**Set problem:** From the material below, list every line containing "desired".

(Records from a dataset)
◆ ◆ ◆

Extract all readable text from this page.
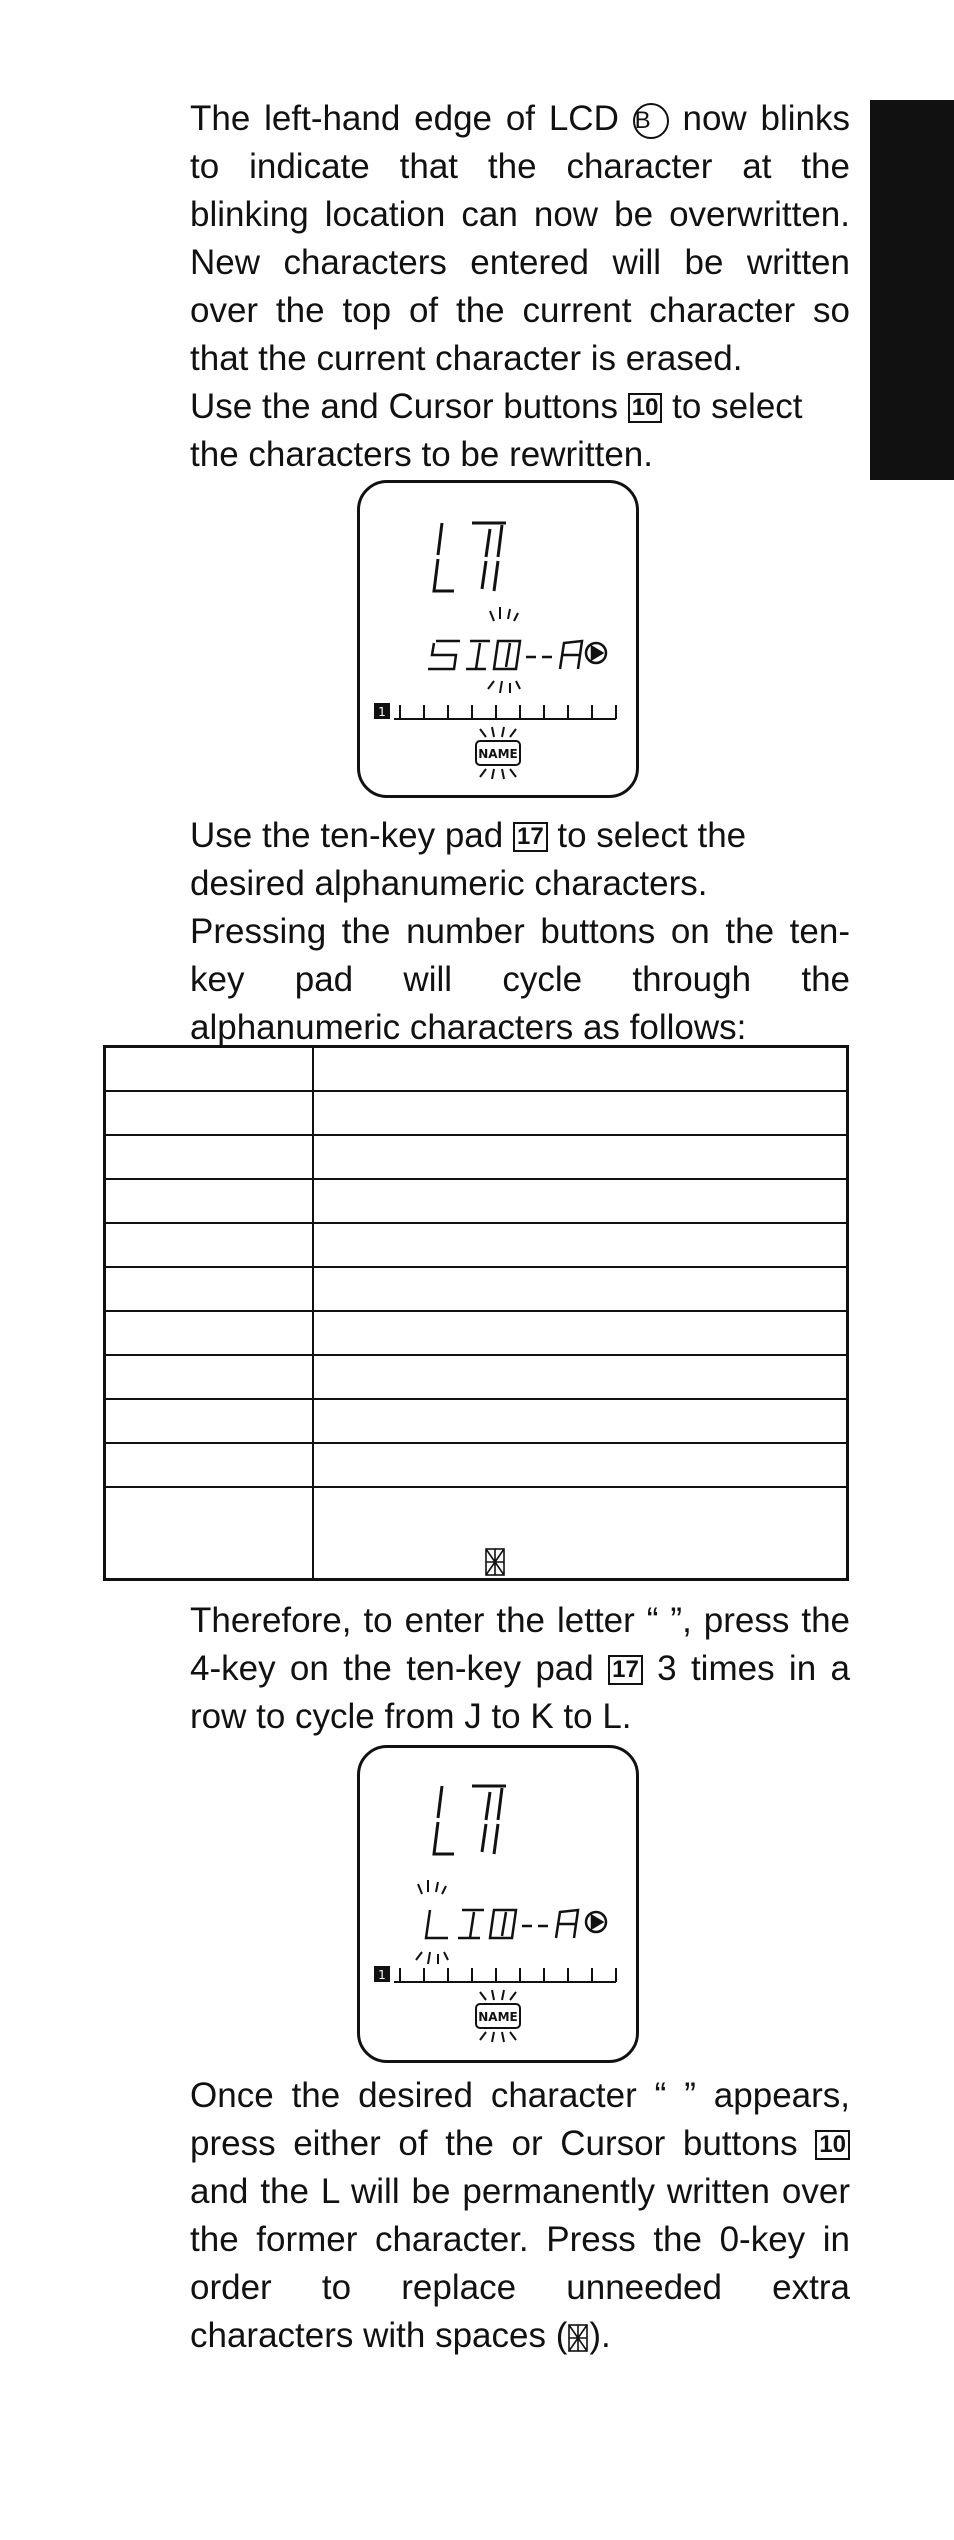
The left-hand edge of LCD B now blinks to indicate that the character at the blinking location can now be overwritten. New characters entered will be written over the top of the current character so that the current character is erased.

Use the and Cursor buttons 10 to select the characters to be rewritten.

1
NAME

Use the ten-key pad 17 to select the desired alphanumeric characters.

Pressing the number buttons on the ten-key pad will cycle through the alphanumeric characters as follows:

Therefore, to enter the letter “ ”, press the 4-key on the ten-key pad 17 3 times in a row to cycle from J to K to L.

1
NAME

Once the desired character “ ” appears, press either of the or Cursor buttons 10 and the L will be permanently written over the former character. Press the 0-key in order to replace unneeded extra characters with spaces ( ).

◆ ◆ ◆

**Output:**
Use the ten-key pad 17 to select the desired alphanumeric characters.
Once the desired character “ ” appears, press either of the or Cursor buttons 10 and the L will be permanently written over the former character. Press the 0-key in order to replace unneeded extra characters with spaces ( ).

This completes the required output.